### Exercise goal
Collect every line in the records below that contains the word "data".

* * * * * * * * *

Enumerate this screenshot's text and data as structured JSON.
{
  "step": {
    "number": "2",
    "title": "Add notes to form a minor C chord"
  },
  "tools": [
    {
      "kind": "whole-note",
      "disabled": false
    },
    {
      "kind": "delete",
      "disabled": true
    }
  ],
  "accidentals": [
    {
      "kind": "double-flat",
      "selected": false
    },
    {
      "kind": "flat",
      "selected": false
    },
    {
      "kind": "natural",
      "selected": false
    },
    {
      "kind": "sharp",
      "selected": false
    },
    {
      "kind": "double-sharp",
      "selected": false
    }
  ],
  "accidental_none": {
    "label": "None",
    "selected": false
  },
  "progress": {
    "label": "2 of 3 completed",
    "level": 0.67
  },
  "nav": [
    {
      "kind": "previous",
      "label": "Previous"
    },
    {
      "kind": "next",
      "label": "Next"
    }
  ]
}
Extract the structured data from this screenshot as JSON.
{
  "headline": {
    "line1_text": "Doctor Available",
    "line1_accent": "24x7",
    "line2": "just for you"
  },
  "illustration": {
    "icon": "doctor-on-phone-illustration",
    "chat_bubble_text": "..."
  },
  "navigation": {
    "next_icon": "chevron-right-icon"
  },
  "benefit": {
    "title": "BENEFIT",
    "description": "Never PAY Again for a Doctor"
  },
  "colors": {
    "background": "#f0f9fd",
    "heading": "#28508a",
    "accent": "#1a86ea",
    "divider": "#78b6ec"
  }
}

* * * * * * * * *

### Written response
Enumerate this screenshot's text and data as structured JSON.
Extract the structured data from this screenshot as JSON.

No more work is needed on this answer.